* START *

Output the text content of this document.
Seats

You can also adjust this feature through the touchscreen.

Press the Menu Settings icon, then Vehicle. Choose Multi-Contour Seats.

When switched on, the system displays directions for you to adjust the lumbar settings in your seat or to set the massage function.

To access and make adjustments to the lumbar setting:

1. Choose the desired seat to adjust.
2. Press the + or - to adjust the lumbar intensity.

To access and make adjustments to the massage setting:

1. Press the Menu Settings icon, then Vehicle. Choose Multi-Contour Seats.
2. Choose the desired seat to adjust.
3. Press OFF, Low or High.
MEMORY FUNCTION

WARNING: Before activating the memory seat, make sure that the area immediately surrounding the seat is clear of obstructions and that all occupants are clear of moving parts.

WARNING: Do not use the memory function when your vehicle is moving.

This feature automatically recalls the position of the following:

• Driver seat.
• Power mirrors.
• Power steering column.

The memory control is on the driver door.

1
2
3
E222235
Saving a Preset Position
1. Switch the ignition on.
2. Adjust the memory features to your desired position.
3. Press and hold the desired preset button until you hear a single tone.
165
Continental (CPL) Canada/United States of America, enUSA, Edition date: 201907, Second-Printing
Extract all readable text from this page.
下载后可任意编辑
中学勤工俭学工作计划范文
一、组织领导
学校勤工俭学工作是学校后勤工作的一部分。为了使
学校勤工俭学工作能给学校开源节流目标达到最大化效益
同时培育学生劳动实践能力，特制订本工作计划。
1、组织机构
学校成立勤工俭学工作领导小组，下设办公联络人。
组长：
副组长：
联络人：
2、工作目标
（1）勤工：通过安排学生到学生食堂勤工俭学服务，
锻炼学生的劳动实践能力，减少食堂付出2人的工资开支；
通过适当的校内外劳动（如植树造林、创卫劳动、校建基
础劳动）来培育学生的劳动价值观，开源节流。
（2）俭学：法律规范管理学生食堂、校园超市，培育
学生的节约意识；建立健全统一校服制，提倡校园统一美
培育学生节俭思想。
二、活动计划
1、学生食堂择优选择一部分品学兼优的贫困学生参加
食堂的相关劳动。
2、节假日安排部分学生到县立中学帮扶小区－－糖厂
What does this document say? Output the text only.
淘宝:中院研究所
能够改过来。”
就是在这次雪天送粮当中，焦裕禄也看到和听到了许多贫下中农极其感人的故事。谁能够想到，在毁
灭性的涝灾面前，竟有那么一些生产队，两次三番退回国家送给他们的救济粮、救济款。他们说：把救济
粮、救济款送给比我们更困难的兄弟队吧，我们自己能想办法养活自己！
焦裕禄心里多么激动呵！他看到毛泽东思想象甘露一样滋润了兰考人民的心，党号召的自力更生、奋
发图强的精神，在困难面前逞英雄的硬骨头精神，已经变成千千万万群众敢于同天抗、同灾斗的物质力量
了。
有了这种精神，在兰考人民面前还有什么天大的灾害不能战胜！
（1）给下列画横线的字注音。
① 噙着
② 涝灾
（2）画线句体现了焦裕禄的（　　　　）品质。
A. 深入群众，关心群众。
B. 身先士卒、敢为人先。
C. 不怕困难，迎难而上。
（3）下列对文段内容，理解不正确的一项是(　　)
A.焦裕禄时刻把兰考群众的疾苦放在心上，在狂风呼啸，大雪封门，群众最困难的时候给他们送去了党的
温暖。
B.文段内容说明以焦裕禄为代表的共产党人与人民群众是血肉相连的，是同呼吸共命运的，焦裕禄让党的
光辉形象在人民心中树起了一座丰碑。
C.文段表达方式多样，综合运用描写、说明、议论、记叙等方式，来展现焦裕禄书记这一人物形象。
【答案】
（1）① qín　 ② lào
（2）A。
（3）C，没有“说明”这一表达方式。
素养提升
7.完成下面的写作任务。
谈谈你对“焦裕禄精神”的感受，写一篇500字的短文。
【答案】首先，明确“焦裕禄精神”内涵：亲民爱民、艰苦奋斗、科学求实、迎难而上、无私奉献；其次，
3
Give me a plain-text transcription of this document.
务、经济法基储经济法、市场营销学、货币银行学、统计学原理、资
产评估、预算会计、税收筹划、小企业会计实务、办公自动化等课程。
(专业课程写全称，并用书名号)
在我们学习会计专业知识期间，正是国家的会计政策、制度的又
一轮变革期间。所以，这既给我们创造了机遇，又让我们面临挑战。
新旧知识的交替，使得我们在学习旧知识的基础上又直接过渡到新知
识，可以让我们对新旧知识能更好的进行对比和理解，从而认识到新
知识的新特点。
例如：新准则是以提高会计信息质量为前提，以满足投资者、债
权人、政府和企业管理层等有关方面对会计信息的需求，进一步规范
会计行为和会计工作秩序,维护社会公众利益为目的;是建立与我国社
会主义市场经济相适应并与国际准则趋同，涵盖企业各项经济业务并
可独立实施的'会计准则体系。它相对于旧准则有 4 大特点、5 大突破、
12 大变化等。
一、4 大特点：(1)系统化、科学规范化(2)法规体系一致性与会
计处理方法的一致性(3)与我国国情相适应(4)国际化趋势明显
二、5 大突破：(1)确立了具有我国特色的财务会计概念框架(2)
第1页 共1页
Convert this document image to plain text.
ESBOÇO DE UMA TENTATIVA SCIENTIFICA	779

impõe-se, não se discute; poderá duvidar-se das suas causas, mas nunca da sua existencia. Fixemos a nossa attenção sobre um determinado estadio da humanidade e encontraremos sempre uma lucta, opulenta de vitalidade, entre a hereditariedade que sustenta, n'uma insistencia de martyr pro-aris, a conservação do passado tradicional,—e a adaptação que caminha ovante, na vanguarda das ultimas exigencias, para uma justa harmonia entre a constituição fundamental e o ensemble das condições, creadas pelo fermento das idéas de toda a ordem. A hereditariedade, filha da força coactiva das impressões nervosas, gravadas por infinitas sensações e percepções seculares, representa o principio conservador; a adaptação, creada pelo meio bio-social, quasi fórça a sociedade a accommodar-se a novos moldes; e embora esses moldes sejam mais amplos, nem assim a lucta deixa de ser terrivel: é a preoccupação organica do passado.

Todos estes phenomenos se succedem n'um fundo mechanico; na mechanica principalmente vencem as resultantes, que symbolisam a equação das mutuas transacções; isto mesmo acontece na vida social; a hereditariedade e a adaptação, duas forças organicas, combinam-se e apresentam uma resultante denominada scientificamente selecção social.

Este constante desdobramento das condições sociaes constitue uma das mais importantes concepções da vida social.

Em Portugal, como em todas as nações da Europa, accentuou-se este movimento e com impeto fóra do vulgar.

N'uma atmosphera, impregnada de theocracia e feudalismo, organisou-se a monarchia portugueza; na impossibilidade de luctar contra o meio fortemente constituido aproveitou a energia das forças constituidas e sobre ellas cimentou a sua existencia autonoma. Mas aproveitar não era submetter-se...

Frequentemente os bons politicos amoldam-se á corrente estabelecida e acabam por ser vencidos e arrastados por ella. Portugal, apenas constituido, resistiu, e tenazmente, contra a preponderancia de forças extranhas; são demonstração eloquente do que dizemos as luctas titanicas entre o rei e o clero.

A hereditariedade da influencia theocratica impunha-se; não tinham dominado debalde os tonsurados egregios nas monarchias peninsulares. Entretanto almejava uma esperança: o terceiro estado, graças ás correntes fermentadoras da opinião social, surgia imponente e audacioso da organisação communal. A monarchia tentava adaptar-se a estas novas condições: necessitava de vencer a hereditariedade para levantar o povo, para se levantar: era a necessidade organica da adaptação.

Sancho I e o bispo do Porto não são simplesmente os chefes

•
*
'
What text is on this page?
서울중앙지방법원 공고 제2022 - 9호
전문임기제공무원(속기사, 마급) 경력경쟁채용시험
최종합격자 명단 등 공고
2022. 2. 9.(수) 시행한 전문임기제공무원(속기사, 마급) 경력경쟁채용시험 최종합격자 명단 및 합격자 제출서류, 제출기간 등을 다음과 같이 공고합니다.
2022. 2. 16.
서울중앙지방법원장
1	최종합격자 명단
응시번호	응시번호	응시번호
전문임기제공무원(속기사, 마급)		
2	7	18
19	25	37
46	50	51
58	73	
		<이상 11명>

* END *

[EXERCISE OBJECTIVE] The answer is a single number, the count of lines in the records that contain the string "Menu".

[WRITTEN RESPONSE] 2